## What you should do
Search the material for the string "الإيمان", then return every line where it is found.

## Data to process
## Start
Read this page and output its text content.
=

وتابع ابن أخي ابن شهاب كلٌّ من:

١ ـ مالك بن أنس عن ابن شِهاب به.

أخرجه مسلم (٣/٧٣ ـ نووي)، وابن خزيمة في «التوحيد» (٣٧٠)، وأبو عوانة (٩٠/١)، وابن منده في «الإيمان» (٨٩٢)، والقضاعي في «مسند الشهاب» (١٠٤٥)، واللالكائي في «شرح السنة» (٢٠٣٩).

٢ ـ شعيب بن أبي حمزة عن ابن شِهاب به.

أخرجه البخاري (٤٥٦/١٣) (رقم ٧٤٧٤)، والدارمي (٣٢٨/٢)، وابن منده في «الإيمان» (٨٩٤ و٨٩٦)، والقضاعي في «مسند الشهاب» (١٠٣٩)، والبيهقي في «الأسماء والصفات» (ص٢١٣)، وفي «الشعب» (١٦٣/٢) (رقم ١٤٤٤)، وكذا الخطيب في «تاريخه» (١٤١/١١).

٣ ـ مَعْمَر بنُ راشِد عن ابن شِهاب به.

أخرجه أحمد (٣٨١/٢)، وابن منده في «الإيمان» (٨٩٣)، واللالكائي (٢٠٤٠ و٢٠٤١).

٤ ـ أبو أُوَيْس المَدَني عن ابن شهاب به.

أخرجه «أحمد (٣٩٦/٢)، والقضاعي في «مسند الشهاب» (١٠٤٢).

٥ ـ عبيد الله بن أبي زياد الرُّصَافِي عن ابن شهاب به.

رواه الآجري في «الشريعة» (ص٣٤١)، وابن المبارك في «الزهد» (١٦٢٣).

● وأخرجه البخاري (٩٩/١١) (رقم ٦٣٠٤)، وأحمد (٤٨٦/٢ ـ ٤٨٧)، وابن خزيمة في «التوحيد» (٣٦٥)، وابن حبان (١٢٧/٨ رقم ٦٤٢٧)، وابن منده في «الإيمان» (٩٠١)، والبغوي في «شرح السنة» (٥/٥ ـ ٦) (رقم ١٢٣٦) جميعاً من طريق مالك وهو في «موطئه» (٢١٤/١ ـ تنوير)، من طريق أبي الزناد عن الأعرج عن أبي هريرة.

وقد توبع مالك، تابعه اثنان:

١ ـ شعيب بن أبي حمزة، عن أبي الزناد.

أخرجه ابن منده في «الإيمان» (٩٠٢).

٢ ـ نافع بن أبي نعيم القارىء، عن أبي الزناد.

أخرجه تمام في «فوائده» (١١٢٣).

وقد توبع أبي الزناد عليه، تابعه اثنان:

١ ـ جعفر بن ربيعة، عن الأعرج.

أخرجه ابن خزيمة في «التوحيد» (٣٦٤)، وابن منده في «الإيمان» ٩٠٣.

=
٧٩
## End
## Answer to this task
أخرجه مسلم (٣/٧٣ ـ نووي)، وابن خزيمة في «التوحيد» (٣٧٠)، وأبو عوانة (٩٠/١)، وابن منده في «الإيمان» (٨٩٢)، والقضاعي في «مسند الشهاب» (١٠٤٥)، واللالكائي في «شرح السنة» (٢٠٣٩).
أخرجه البخاري (٤٥٦/١٣) (رقم ٧٤٧٤)، والدارمي (٣٢٨/٢)، وابن منده في «الإيمان» (٨٩٤ و٨٩٦)، والقضاعي في «مسند الشهاب» (١٠٣٩)، والبيهقي في «الأسماء والصفات» (ص٢١٣)، وفي «الشعب» (١٦٣/٢) (رقم ١٤٤٤)، وكذا الخطيب في «تاريخه» (١٤١/١١).
أخرجه أحمد (٣٨١/٢)، وابن منده في «الإيمان» (٨٩٣)، واللالكائي (٢٠٤٠ و٢٠٤١).
● وأخرجه البخاري (٩٩/١١) (رقم ٦٣٠٤)، وأحمد (٤٨٦/٢ ـ ٤٨٧)، وابن خزيمة في «التوحيد» (٣٦٥)، وابن حبان (١٢٧/٨ رقم ٦٤٢٧)، وابن منده في «الإيمان» (٩٠١)، والبغوي في «شرح السنة» (٥/٥ ـ ٦) (رقم ١٢٣٦) جميعاً من طريق مالك وهو في «موطئه» (٢١٤/١ ـ تنوير)، من طريق أبي الزناد عن الأعرج عن أبي هريرة.
أخرجه ابن منده في «الإيمان» (٩٠٢).
أخرجه ابن خزيمة في «التوحيد» (٣٦٤)، وابن منده في «الإيمان» ٩٠٣.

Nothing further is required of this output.